Records about charts and figures:
※

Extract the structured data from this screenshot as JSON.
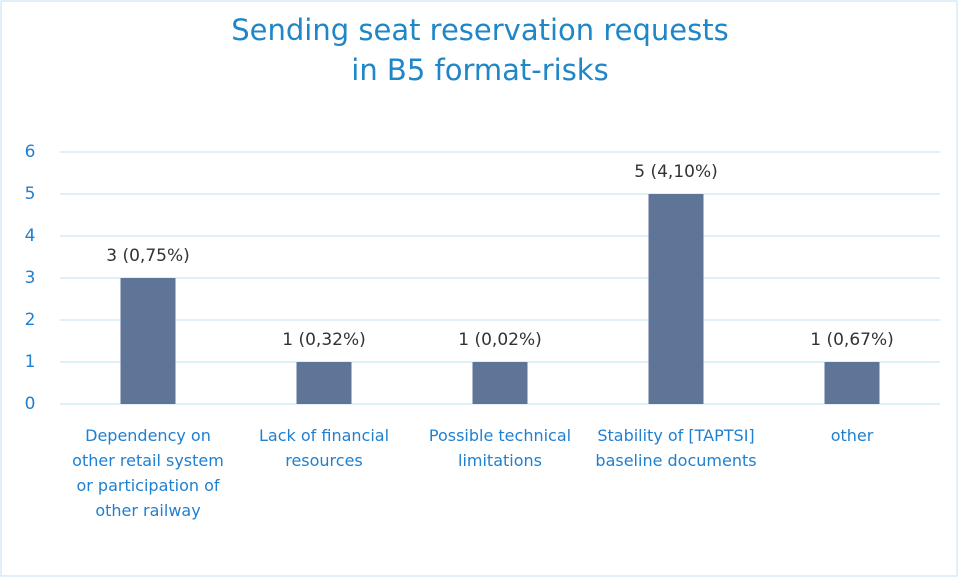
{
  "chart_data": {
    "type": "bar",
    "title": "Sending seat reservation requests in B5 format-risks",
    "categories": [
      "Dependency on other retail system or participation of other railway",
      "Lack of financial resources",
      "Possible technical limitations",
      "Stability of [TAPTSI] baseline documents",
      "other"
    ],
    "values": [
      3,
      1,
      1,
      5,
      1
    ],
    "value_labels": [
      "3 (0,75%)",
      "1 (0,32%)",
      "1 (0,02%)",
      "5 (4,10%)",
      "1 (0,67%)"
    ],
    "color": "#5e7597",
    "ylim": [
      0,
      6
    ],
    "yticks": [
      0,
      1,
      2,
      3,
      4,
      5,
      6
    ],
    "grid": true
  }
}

※

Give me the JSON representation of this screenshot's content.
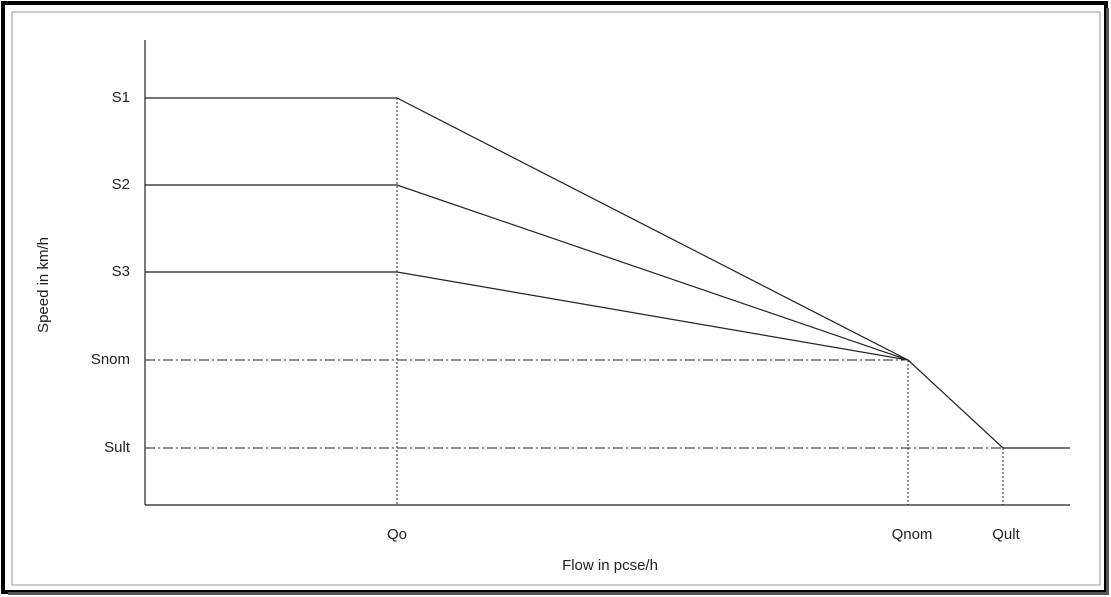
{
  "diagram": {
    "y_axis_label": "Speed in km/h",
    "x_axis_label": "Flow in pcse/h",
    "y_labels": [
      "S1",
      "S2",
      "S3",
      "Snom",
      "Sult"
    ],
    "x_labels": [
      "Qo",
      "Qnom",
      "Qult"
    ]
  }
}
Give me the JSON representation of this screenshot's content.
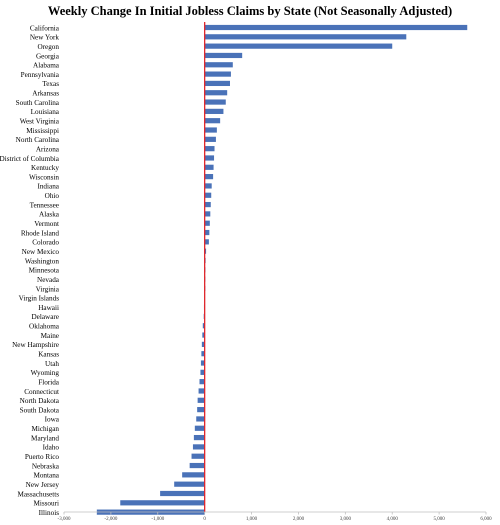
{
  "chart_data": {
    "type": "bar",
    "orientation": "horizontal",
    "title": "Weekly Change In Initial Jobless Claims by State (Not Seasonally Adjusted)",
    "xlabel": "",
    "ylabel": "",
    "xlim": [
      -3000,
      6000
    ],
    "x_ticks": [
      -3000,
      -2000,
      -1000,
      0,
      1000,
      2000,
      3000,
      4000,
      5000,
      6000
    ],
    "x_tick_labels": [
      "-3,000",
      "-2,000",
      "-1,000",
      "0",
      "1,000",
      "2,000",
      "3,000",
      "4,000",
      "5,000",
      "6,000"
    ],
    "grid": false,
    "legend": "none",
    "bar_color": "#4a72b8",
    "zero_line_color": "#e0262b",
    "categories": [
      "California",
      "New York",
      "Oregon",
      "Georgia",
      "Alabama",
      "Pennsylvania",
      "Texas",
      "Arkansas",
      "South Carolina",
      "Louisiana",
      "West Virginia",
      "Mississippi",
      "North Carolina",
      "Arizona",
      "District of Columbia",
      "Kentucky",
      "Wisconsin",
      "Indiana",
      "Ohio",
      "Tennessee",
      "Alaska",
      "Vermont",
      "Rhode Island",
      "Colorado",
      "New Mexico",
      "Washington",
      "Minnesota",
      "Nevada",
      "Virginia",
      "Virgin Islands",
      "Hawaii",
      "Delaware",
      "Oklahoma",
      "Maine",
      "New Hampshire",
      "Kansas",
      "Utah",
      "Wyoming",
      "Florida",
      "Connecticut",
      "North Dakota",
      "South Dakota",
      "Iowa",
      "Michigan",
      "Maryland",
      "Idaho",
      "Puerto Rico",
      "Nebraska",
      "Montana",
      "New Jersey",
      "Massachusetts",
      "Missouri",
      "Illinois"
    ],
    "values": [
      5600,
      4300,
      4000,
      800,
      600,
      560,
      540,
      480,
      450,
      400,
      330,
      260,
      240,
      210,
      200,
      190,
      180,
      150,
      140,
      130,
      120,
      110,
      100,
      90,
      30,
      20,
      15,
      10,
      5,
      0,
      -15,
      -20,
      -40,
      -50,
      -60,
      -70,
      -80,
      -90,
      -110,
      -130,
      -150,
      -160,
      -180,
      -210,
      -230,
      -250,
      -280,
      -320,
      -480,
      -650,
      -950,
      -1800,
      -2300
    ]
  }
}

※

Report the number of lines holding the string "title", without any other words.

▶ _RESPONSE BELOW_
2